Your task
Check each line of the material. Copy those containing "this".
+--
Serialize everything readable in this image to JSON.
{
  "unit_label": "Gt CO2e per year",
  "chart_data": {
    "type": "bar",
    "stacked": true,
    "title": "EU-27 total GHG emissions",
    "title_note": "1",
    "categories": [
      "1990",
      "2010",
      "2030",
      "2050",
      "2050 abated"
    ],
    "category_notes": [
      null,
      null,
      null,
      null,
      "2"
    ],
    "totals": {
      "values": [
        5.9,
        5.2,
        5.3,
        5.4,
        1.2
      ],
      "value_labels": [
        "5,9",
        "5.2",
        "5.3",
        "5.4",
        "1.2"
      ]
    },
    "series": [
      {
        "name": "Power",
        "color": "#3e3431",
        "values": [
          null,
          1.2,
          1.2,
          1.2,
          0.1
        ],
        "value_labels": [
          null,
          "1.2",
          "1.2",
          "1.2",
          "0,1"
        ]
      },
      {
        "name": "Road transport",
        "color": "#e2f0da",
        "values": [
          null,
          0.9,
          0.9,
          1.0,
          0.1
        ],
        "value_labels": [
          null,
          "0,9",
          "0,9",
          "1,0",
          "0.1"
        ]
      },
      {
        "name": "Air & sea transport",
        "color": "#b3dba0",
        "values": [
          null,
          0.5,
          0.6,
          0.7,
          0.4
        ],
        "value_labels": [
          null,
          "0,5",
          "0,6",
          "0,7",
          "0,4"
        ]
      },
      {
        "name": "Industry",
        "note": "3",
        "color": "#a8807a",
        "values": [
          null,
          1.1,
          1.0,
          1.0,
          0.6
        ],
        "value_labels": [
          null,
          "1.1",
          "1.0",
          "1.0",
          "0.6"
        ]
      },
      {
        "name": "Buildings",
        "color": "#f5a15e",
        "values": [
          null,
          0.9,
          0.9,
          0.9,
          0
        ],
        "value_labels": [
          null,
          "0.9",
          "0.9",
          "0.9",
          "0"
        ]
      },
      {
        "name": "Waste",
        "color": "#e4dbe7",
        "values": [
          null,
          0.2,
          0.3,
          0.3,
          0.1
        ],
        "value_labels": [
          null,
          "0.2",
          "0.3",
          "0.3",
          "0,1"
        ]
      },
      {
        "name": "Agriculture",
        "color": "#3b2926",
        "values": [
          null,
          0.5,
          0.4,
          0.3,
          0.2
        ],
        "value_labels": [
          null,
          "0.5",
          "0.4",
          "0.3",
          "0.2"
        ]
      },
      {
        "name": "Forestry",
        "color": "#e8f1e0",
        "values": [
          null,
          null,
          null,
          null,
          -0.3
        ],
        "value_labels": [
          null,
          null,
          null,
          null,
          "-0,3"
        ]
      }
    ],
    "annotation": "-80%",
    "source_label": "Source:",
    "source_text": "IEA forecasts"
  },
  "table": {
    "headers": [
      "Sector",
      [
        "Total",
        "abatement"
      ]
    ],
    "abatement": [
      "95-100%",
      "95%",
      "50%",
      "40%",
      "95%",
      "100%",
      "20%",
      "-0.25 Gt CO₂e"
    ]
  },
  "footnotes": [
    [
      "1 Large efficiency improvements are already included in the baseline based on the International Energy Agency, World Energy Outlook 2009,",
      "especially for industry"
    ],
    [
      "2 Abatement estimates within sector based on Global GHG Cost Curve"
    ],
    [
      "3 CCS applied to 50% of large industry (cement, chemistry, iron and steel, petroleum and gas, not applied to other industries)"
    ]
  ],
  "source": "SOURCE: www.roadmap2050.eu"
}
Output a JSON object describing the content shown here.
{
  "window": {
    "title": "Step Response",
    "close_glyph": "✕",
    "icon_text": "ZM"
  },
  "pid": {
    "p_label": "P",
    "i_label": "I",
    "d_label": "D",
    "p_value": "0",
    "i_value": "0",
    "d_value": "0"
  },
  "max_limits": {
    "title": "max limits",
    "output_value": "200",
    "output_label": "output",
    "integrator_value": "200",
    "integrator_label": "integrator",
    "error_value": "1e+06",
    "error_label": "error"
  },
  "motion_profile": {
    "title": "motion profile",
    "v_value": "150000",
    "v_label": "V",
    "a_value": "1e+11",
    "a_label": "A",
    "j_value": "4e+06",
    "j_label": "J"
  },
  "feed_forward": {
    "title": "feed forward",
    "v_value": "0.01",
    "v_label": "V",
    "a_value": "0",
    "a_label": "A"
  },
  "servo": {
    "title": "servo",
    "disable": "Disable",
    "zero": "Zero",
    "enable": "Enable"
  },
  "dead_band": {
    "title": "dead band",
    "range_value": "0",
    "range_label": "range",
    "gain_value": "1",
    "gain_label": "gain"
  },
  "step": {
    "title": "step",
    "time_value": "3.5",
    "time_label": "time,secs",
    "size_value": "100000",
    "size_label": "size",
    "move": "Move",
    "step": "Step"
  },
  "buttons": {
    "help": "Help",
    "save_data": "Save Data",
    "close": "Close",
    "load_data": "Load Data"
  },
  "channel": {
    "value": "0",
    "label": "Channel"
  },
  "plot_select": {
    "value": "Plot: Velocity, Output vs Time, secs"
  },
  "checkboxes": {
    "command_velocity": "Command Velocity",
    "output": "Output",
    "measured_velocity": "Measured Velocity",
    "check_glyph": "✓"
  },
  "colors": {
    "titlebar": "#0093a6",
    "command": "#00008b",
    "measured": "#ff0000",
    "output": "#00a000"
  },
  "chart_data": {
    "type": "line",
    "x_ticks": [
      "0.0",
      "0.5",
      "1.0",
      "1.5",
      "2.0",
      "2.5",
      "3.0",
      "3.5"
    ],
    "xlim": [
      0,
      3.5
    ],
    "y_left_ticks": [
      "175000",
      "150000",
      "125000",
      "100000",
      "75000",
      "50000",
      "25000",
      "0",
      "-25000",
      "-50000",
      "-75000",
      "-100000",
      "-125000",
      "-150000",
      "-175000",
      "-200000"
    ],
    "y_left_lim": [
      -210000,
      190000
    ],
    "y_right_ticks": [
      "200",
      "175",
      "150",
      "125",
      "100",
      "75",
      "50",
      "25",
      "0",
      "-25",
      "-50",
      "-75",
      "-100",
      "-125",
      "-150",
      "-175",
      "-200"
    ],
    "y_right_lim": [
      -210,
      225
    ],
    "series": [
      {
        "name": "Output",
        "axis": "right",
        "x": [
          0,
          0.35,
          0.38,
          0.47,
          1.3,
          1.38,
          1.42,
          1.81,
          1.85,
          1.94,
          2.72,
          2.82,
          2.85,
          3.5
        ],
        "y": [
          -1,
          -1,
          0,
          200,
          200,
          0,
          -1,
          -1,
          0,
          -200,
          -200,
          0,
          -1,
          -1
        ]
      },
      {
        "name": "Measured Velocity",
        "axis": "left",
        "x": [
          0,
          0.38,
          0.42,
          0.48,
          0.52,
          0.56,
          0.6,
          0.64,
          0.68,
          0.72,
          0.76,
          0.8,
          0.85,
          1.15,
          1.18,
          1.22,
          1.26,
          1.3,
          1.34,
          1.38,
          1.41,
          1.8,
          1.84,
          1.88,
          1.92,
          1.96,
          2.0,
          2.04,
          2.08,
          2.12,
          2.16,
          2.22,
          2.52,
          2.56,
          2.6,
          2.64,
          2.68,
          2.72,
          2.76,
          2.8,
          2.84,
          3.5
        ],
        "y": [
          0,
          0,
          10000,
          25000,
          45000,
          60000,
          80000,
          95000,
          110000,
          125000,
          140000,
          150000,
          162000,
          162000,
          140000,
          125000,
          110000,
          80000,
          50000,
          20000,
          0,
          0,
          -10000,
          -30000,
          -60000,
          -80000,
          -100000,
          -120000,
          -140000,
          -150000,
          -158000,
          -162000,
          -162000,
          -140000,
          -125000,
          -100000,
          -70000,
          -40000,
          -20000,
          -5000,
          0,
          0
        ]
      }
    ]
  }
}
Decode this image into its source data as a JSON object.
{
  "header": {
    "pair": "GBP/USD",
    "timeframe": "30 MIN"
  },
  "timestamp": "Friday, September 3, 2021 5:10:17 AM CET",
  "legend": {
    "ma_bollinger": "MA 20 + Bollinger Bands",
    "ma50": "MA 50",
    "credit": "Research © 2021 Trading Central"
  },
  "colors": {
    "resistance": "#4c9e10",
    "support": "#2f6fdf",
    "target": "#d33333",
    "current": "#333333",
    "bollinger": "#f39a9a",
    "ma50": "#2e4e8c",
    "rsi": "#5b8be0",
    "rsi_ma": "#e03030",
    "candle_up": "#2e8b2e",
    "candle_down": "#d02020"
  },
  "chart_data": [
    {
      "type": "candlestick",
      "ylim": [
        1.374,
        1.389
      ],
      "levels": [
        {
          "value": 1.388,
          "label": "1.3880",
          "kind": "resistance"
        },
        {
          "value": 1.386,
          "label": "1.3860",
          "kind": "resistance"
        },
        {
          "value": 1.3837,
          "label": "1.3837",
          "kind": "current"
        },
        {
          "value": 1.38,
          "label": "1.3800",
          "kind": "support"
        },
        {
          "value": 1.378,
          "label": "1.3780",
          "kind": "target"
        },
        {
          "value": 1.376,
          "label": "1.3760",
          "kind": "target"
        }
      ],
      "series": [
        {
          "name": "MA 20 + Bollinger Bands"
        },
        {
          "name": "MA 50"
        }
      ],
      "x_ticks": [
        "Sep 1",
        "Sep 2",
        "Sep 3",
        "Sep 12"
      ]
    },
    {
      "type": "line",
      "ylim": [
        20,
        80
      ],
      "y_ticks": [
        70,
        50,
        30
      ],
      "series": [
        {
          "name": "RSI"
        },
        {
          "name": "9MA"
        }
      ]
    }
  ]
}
+--
Output of the exercise
Serialize everything readable in this image to JSON.
Decode this image into its source data as a JSON object.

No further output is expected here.